----- Data for processing

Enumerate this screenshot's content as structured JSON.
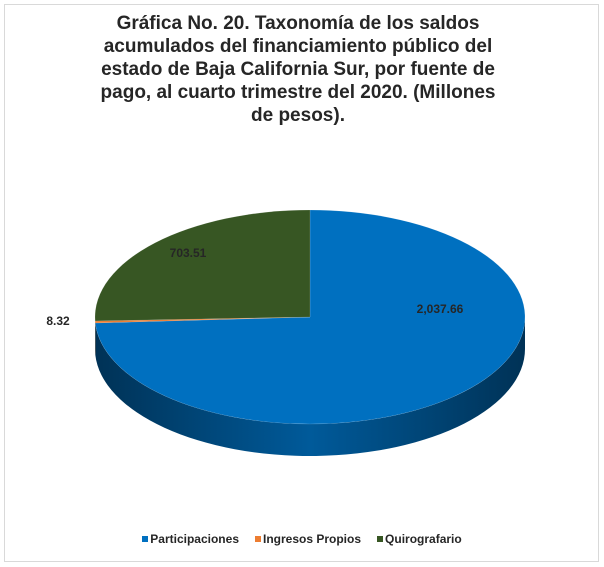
{
  "chart_data": {
    "type": "pie",
    "title_lines": [
      "Gráfica No. 20. Taxonomía de los saldos",
      "acumulados del financiamiento público del",
      "estado de Baja California Sur, por fuente de",
      "pago, al cuarto trimestre del 2020. (Millones",
      "de pesos)."
    ],
    "categories": [
      "Participaciones",
      "Ingresos Propios",
      "Quirografario"
    ],
    "values": [
      2037.66,
      8.32,
      703.51
    ],
    "data_labels": [
      "2,037.66",
      "8.32",
      "703.51"
    ],
    "colors": [
      "#0070C0",
      "#ED7D31",
      "#375623"
    ],
    "legend_position": "bottom"
  }
}
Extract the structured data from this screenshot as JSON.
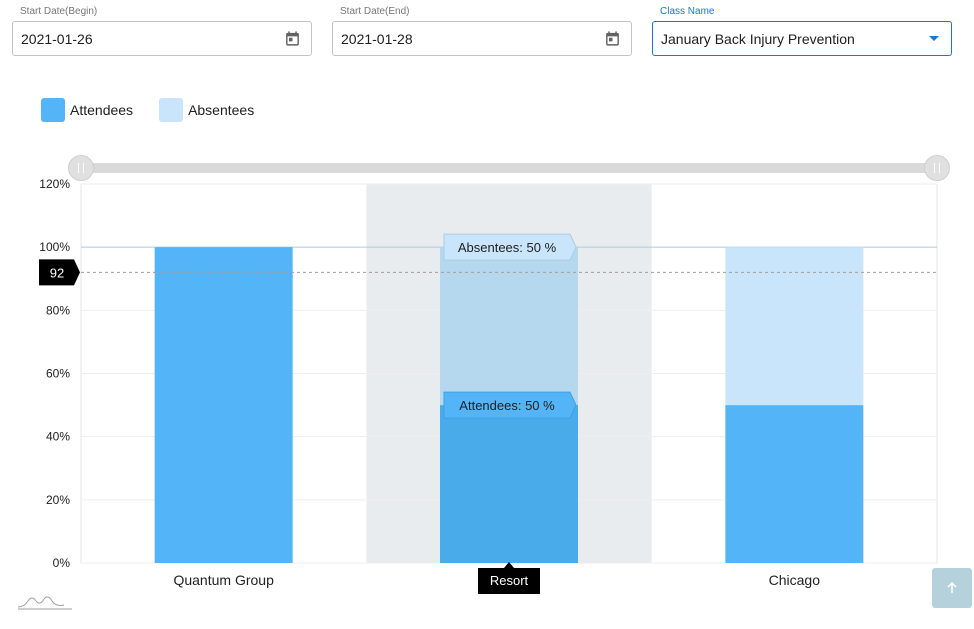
{
  "filters": {
    "start_begin": {
      "label": "Start Date(Begin)",
      "value": "2021-01-26",
      "icon": "calendar-icon"
    },
    "start_end": {
      "label": "Start Date(End)",
      "value": "2021-01-28",
      "icon": "calendar-icon"
    },
    "class_name": {
      "label": "Class Name",
      "value": "January Back Injury Prevention",
      "icon": "chevron-down-icon"
    }
  },
  "colors": {
    "attendees": "#54b4f8",
    "absentees": "#c8e5fb",
    "attendees_hover": "#49abea",
    "absentees_hover": "#b5d8ef",
    "highlight_band": "#e8ecef",
    "accent": "#1976d2"
  },
  "chart_data": {
    "type": "bar",
    "stacked": true,
    "categories": [
      "Quantum Group",
      "Resort",
      "Chicago"
    ],
    "series": [
      {
        "name": "Attendees",
        "values": [
          100,
          50,
          50
        ]
      },
      {
        "name": "Absentees",
        "values": [
          0,
          50,
          50
        ]
      }
    ],
    "ylim": [
      0,
      120
    ],
    "yticks": [
      "0%",
      "20%",
      "40%",
      "60%",
      "80%",
      "100%",
      "120%"
    ],
    "y_tick_values": [
      0,
      20,
      40,
      60,
      80,
      100,
      120
    ],
    "legend_position": "top-left",
    "highlighted_category": "Resort",
    "highlighted_index": 1,
    "crosshair": {
      "value": 92,
      "label": "92"
    },
    "tooltips": [
      "Absentees: 50 %",
      "Attendees: 50 %"
    ],
    "category_tooltip": "Resort"
  },
  "controls": {
    "zoom_icon": "arrow-up-icon",
    "navigator_icon": "mini-chart-icon"
  }
}
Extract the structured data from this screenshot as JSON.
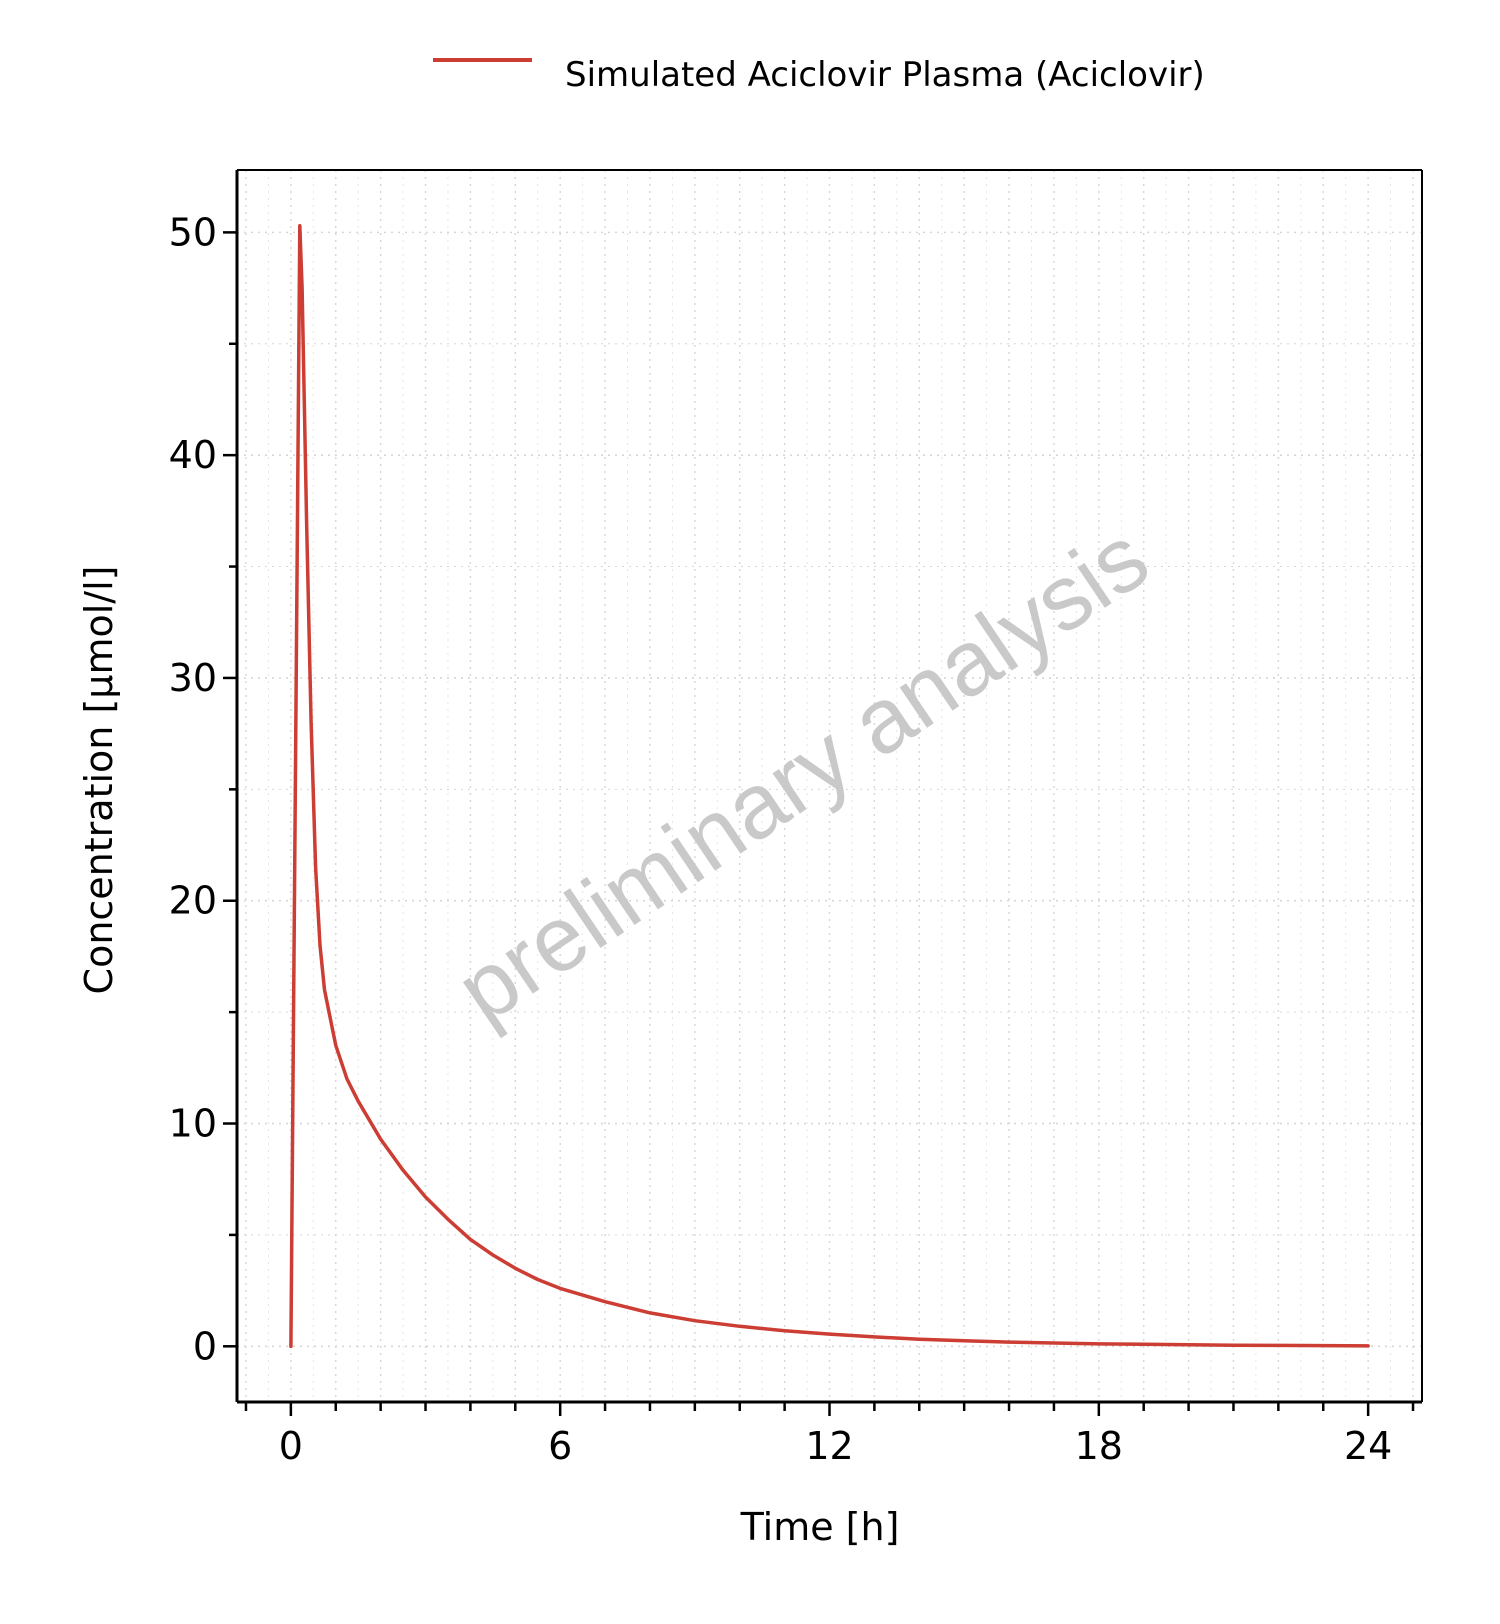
{
  "colors": {
    "series": "#cc3d33",
    "grid": "#d6d6d6",
    "axis": "#000000",
    "watermark": "#c9c9c9"
  },
  "watermark": "preliminary analysis",
  "chart_data": {
    "type": "line",
    "title": "",
    "xlabel": "Time [h]",
    "ylabel": "Concentration [µmol/l]",
    "xlim": [
      -1.2,
      25.2
    ],
    "ylim": [
      -2.5,
      52.8
    ],
    "x_ticks": [
      0,
      6,
      12,
      18,
      24
    ],
    "y_ticks": [
      0,
      10,
      20,
      30,
      40,
      50
    ],
    "x_minor_step": 1,
    "y_minor_step": 5,
    "grid": true,
    "legend": "top-center",
    "series": [
      {
        "name": "Simulated Aciclovir Plasma (Aciclovir)",
        "color": "#cc3d33",
        "x": [
          0,
          0.2,
          0.25,
          0.35,
          0.45,
          0.55,
          0.65,
          0.75,
          0.85,
          1.0,
          1.25,
          1.5,
          2.0,
          2.5,
          3.0,
          3.5,
          4.0,
          4.5,
          5.0,
          5.5,
          6.0,
          7.0,
          8.0,
          9.0,
          10.0,
          11.0,
          12.0,
          13.0,
          14.0,
          15.0,
          16.0,
          17.0,
          18.0,
          19.0,
          20.0,
          21.0,
          22.0,
          23.0,
          24.0
        ],
        "y": [
          0,
          50.3,
          47.5,
          37.0,
          28.0,
          21.5,
          18.0,
          16.0,
          15.0,
          13.5,
          12.0,
          11.0,
          9.3,
          7.9,
          6.7,
          5.7,
          4.8,
          4.1,
          3.5,
          3.0,
          2.6,
          2.0,
          1.5,
          1.15,
          0.9,
          0.7,
          0.55,
          0.42,
          0.32,
          0.25,
          0.19,
          0.15,
          0.11,
          0.09,
          0.07,
          0.05,
          0.04,
          0.03,
          0.02
        ]
      }
    ]
  }
}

----------

▸ Task description: Scan the material above for the string "watermark" and report each line where you find it.

▸ Solution to this exercise:
    "watermark": "#c9c9c9"
  "watermark": "preliminary analysis",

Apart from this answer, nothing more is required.